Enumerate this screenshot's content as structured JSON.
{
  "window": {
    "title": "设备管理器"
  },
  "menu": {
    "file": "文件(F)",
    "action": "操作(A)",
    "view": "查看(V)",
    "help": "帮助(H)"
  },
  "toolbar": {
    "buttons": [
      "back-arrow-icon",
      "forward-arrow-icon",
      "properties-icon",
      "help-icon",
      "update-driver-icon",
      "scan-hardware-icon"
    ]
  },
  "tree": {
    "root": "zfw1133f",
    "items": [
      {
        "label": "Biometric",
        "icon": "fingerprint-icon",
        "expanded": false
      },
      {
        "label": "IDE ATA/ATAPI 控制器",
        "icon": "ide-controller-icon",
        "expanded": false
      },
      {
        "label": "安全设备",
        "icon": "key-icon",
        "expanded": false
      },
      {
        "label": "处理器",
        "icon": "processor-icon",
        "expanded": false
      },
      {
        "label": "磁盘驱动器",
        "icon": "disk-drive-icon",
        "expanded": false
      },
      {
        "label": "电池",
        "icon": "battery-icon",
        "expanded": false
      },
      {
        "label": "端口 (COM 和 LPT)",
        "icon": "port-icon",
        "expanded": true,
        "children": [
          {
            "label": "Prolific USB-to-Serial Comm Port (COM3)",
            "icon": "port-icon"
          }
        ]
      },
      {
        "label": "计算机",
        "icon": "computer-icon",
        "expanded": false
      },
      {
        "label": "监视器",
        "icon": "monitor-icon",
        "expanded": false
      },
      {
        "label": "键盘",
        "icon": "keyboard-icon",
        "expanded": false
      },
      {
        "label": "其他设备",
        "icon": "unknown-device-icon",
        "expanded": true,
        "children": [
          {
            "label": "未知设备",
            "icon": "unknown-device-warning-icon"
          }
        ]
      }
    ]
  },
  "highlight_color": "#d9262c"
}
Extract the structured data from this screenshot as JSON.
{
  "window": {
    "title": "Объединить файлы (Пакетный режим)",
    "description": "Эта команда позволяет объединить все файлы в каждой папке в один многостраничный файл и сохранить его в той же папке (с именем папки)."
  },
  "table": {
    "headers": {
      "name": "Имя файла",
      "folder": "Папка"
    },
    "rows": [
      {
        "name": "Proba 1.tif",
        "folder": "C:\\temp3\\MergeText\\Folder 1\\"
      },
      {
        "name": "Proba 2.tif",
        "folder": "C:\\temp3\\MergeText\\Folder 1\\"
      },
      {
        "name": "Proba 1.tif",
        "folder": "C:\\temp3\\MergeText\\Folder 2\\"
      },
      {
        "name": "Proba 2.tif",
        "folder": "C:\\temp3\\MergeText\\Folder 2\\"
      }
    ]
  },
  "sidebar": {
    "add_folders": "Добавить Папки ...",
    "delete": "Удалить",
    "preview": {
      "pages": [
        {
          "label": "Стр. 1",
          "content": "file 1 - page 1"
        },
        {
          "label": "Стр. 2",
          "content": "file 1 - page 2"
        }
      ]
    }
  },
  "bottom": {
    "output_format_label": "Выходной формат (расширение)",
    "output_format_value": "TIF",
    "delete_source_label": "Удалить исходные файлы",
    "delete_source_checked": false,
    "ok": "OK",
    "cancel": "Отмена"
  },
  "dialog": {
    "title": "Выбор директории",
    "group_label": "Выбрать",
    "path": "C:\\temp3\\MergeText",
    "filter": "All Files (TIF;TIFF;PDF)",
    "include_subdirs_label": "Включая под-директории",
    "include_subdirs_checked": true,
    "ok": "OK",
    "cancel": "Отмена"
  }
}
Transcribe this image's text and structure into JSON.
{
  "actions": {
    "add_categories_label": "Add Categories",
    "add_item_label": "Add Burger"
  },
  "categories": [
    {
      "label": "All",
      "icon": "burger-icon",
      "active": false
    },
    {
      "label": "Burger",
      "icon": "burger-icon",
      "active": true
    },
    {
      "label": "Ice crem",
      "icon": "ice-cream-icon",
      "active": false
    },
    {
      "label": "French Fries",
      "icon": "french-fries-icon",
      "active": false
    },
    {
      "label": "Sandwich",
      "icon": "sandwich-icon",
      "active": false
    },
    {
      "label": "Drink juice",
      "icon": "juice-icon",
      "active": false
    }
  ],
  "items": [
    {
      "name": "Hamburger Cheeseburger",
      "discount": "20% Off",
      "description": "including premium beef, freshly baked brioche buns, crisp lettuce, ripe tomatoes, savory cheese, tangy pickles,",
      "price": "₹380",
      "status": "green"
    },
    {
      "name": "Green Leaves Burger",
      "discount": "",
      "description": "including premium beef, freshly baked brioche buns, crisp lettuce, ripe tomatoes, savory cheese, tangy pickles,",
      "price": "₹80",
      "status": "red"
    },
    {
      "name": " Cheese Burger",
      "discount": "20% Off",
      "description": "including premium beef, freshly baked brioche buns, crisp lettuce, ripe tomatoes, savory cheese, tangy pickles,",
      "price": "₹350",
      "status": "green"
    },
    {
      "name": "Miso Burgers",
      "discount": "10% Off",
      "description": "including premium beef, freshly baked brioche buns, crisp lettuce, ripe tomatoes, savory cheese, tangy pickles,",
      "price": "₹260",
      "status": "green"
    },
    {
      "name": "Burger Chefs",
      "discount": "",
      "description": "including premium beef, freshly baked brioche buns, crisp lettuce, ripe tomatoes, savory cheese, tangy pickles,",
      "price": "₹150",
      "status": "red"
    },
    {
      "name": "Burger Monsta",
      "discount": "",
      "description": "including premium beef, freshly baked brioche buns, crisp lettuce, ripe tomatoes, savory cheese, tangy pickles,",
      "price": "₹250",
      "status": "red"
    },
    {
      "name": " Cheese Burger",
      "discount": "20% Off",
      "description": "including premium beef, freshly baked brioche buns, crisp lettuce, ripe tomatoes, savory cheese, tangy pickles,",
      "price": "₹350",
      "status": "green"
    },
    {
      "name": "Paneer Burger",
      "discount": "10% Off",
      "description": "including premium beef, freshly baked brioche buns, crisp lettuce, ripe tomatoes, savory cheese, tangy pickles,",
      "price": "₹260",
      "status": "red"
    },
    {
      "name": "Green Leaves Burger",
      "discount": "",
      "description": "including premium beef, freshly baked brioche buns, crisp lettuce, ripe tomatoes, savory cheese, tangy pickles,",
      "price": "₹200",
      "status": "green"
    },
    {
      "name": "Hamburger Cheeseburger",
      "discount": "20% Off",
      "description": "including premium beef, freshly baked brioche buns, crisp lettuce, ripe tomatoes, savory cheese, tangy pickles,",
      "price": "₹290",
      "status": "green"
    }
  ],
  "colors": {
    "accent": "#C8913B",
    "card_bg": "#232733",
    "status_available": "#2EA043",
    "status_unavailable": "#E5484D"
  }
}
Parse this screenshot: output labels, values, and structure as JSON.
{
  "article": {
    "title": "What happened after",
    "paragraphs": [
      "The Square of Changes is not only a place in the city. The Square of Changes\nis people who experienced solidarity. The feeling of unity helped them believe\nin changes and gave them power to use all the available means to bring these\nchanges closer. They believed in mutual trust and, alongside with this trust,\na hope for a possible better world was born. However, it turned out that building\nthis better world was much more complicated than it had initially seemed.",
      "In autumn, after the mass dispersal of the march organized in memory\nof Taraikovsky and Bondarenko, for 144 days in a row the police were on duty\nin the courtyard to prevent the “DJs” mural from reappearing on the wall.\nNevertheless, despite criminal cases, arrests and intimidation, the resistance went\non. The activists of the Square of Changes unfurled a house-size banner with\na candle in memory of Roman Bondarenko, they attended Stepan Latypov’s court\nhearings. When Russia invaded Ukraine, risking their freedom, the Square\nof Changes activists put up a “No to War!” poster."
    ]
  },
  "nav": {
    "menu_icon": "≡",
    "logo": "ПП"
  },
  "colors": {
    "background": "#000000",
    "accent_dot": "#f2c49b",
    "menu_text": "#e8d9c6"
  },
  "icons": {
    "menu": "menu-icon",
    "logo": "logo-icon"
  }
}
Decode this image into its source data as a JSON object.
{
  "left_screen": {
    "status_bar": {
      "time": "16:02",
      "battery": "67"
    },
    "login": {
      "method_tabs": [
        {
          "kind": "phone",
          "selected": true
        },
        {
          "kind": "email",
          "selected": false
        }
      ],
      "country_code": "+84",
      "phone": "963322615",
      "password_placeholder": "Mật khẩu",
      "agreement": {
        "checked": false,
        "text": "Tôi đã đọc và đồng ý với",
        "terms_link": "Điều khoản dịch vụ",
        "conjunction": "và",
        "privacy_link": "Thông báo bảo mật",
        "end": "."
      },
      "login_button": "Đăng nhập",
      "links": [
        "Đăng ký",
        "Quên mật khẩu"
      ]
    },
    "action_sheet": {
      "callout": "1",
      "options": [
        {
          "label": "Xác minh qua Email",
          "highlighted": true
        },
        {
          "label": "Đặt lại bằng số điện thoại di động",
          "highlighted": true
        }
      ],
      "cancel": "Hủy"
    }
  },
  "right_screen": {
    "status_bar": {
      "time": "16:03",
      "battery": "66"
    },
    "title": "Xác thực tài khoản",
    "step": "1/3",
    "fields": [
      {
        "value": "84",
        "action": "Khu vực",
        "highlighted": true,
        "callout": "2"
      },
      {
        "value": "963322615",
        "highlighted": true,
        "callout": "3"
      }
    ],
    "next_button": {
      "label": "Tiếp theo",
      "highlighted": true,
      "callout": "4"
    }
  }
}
•••••
### Aim
Beginning at the line that holds "Decode this image", reproduce each line of the records above down to and including the last one.

### The completed task
Decode this image into its source data as a JSON object.
{
  "left_screen": {
    "status_bar": {
      "time": "16:02",
      "battery": "67"
    },
    "login": {
      "method_tabs": [
        {
          "kind": "phone",
          "selected": true
        },
        {
          "kind": "email",
          "selected": false
        }
      ],
      "country_code": "+84",
      "phone": "963322615",
      "password_placeholder": "Mật khẩu",
      "agreement": {
        "checked": false,
        "text": "Tôi đã đọc và đồng ý với",
        "terms_link": "Điều khoản dịch vụ",
        "conjunction": "và",
        "privacy_link": "Thông báo bảo mật",
        "end": "."
      },
      "login_button": "Đăng nhập",
      "links": [
        "Đăng ký",
        "Quên mật khẩu"
      ]
    },
    "action_sheet": {
      "callout": "1",
      "options": [
        {
          "label": "Xác minh qua Email",
          "highlighted": true
        },
        {
          "label": "Đặt lại bằng số điện thoại di động",
          "highlighted": true
        }
      ],
      "cancel": "Hủy"
    }
  },
  "right_screen": {
    "status_bar": {
      "time": "16:03",
      "battery": "66"
    },
    "title": "Xác thực tài khoản",
    "step": "1/3",
    "fields": [
      {
        "value": "84",
        "action": "Khu vực",
        "highlighted": true,
        "callout": "2"
      },
      {
        "value": "963322615",
        "highlighted": true,
        "callout": "3"
      }
    ],
    "next_button": {
      "label": "Tiếp theo",
      "highlighted": true,
      "callout": "4"
    }
  }
}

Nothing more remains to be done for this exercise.